Stated exercise:
In the entries that follow, how many lines hold the string "this"? Give only that number.

Records supplied:
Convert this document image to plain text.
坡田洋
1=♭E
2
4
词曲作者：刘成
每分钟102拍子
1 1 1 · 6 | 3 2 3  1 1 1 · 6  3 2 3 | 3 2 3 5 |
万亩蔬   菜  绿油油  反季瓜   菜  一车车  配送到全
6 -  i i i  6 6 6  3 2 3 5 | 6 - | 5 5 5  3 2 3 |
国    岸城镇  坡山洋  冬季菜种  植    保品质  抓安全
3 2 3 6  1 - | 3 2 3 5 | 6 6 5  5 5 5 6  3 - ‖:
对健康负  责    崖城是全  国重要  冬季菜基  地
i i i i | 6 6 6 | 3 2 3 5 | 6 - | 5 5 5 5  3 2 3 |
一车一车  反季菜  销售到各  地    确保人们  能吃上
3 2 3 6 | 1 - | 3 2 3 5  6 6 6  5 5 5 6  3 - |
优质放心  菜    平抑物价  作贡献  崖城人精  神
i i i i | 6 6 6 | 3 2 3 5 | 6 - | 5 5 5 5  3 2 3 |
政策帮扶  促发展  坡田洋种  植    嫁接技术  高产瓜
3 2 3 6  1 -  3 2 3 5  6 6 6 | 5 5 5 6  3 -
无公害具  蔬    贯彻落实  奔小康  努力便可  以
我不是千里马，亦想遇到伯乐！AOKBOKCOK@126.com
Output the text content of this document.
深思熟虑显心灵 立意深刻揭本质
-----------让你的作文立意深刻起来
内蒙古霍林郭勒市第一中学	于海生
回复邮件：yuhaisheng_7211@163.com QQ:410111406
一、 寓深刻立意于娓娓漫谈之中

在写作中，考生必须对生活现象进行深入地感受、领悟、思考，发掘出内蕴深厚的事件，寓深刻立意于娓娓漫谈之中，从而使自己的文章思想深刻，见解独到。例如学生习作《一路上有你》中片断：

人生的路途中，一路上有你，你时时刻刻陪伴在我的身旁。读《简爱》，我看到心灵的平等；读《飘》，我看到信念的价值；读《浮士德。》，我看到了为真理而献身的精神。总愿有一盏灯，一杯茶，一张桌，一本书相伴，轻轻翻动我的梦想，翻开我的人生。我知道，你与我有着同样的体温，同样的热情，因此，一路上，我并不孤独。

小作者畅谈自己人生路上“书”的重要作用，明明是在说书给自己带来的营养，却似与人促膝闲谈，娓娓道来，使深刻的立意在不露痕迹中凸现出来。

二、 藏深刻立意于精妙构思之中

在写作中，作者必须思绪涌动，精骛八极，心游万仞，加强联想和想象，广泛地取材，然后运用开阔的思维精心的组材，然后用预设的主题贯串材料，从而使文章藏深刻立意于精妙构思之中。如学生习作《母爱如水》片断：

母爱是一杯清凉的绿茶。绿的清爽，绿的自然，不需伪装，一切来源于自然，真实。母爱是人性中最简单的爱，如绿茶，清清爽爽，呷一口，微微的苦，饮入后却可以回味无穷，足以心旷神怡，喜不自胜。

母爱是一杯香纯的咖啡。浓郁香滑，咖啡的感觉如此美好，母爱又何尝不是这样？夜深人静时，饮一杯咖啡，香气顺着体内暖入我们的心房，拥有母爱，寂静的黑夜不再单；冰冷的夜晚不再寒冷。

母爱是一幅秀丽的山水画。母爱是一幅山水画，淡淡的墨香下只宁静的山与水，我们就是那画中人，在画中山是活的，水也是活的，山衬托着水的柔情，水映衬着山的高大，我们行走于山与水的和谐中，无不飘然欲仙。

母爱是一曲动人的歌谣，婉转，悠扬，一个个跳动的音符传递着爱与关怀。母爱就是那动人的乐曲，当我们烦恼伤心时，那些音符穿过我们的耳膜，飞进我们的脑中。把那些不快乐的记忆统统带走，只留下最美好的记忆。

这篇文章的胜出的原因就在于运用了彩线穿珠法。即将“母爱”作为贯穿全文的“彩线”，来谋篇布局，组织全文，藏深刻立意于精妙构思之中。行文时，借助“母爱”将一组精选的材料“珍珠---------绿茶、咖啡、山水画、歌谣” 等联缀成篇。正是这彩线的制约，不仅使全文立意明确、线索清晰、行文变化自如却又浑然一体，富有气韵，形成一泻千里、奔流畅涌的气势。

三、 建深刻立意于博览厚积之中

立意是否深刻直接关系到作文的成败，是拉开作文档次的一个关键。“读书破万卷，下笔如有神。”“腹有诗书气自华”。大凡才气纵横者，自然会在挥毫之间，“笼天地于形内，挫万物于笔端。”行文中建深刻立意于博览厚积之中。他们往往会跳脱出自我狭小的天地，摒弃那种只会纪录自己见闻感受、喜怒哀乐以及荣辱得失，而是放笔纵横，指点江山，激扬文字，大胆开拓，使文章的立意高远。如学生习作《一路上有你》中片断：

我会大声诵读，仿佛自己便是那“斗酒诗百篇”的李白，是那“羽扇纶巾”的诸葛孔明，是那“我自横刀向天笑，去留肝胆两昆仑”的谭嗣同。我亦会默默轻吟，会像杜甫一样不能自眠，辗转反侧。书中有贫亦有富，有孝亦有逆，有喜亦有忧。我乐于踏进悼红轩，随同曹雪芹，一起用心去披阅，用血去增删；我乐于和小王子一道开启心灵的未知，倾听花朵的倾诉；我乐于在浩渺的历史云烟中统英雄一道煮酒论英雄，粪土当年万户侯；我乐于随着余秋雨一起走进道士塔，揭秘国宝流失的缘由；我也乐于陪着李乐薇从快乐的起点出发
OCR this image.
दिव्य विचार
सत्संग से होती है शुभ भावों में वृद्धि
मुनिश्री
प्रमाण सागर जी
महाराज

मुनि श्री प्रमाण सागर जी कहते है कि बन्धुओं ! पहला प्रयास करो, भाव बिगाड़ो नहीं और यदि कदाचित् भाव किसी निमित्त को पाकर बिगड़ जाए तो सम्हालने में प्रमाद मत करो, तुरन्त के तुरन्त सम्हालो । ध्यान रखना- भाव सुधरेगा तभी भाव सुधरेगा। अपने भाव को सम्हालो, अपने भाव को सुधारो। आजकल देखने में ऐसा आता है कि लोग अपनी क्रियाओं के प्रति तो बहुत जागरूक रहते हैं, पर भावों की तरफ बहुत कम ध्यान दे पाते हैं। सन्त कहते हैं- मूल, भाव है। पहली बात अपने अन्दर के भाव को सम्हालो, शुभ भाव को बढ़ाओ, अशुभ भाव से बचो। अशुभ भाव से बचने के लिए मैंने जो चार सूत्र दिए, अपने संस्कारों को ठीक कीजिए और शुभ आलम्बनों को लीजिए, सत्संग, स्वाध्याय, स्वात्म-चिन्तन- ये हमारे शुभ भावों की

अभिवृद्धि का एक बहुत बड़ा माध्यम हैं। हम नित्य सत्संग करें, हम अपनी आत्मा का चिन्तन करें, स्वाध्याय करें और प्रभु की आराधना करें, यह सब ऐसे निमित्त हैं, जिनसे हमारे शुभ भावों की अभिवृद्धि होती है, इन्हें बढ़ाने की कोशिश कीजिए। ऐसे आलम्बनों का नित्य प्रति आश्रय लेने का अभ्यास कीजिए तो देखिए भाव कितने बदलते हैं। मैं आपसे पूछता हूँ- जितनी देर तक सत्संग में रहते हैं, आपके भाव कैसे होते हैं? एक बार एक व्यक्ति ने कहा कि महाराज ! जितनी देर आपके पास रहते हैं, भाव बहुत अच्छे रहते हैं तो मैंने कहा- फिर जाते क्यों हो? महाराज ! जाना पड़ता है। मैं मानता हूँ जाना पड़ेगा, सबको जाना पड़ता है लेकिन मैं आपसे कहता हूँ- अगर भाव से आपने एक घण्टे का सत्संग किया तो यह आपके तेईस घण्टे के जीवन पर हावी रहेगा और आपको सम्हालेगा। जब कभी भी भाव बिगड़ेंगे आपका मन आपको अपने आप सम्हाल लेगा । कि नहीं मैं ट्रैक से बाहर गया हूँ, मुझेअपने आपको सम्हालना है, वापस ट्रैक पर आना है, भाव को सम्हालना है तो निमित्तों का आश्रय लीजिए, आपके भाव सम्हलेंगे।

The answer:
3